• **THE REQUEST**:
Answer with a number only: how many lines of the data contain "test"?

• **PROVIDED INFORMATION**:

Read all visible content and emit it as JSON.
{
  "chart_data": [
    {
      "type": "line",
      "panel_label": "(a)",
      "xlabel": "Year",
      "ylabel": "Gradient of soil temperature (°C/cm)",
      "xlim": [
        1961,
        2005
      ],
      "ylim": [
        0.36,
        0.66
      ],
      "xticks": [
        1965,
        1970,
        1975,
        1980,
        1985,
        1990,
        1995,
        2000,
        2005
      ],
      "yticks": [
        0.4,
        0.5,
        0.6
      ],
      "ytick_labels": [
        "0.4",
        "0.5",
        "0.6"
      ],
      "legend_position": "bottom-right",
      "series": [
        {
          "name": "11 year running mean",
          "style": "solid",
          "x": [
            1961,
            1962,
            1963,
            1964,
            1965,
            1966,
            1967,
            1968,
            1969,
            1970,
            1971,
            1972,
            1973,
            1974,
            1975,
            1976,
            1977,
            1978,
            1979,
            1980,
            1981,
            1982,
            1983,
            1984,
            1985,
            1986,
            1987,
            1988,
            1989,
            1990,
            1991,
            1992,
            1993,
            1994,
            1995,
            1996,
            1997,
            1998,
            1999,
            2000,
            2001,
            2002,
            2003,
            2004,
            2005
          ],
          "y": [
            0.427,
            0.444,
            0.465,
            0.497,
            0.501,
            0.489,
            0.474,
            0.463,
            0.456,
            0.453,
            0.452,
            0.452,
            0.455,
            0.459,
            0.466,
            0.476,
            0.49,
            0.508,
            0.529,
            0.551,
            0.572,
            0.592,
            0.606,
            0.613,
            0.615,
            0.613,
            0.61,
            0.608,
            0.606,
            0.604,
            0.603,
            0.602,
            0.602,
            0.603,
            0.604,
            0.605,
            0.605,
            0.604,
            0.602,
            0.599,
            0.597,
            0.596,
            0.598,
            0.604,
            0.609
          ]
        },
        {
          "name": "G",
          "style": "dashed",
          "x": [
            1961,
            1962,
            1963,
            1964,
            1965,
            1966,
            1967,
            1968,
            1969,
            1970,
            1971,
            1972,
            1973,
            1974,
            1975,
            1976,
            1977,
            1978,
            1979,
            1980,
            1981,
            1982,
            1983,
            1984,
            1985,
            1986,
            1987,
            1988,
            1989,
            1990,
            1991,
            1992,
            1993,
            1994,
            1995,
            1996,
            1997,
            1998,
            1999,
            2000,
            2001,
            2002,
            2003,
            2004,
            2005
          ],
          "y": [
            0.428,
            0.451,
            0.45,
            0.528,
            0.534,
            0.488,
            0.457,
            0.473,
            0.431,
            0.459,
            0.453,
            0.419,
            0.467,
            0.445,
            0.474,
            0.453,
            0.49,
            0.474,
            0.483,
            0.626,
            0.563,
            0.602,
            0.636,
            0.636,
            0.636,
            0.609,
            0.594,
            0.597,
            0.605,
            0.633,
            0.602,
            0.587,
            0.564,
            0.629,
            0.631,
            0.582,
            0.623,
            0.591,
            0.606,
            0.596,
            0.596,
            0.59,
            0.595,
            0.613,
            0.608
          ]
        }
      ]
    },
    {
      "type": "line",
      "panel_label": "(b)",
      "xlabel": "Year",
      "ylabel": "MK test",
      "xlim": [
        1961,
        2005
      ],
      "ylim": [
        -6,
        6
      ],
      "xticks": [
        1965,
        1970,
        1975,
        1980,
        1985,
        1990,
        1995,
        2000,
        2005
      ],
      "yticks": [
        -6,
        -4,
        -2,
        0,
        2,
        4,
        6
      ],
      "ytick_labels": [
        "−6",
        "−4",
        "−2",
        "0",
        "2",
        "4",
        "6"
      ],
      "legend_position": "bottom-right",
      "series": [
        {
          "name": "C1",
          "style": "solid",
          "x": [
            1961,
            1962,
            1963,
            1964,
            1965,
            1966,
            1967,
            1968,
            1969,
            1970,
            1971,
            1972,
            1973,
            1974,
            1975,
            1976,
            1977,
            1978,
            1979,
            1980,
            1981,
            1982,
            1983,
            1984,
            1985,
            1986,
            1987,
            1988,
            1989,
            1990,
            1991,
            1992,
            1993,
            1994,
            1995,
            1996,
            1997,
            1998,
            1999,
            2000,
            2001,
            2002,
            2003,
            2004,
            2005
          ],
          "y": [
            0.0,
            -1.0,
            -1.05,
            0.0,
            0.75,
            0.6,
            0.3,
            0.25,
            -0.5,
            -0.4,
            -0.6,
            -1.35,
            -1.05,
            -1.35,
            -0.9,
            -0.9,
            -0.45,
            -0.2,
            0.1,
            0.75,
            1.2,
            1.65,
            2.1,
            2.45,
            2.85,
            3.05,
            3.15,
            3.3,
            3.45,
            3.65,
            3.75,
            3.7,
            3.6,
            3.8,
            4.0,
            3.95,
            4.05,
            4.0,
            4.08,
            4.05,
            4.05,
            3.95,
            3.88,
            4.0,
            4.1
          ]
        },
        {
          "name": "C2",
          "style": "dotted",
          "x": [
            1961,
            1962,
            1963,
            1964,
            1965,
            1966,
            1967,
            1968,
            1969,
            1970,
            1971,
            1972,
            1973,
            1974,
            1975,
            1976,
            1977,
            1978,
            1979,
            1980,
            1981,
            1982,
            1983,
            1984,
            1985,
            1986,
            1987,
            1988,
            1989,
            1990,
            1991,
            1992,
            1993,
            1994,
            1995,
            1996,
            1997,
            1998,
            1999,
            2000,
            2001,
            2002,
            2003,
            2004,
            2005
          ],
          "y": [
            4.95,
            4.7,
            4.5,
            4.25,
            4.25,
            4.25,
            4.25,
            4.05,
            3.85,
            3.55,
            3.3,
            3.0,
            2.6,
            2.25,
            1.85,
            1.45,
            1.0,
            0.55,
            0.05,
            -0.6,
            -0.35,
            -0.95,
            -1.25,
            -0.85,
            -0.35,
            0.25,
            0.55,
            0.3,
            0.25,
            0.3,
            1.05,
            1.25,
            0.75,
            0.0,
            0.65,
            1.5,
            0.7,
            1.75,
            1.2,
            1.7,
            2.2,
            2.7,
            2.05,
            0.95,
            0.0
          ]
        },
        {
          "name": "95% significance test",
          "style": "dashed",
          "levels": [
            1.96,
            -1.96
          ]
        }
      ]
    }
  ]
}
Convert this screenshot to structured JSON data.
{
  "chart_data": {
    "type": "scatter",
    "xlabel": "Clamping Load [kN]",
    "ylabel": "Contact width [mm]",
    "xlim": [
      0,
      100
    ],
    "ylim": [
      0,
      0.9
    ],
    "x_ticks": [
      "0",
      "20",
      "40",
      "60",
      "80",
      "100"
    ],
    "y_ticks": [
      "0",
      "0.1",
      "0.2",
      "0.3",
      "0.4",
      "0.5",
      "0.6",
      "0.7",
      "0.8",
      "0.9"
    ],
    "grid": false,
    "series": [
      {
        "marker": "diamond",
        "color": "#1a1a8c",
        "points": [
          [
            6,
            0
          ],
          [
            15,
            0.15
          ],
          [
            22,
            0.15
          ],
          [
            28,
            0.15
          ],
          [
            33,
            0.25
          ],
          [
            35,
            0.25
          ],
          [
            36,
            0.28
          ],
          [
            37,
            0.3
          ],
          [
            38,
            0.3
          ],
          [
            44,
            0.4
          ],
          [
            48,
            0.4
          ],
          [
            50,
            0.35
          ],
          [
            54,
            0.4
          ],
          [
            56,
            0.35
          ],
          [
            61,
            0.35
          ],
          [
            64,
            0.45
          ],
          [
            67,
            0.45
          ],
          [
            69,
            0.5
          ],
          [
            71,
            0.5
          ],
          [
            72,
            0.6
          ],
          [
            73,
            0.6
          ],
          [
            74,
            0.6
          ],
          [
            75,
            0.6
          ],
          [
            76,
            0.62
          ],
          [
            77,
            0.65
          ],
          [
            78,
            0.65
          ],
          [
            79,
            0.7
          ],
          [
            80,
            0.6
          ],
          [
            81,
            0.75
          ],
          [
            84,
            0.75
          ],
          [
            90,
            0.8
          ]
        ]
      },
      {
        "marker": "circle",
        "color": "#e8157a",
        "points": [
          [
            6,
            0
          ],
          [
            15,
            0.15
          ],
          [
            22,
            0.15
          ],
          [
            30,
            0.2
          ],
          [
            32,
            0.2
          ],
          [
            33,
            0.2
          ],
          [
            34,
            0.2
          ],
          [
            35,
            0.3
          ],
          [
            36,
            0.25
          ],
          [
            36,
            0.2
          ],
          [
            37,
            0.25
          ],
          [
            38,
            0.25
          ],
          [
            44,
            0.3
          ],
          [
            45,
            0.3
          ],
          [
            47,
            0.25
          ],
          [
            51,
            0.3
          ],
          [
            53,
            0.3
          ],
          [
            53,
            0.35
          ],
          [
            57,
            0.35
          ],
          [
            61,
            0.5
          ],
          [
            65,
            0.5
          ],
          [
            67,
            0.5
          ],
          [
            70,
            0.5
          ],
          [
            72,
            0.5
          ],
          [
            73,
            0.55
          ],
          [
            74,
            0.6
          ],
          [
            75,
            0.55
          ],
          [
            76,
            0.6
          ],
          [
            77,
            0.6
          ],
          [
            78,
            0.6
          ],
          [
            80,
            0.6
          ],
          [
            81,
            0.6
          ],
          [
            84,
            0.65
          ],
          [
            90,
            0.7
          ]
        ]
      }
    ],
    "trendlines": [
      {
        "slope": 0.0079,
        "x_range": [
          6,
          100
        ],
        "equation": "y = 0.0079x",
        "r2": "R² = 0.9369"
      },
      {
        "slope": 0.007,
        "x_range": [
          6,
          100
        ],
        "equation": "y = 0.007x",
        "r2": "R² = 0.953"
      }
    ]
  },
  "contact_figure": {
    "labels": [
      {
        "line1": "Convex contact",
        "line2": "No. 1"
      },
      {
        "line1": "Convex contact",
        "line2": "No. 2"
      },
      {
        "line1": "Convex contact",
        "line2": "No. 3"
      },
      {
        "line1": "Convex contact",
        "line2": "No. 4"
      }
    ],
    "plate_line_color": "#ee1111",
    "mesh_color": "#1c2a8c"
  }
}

• **TASK ANSWER**:
2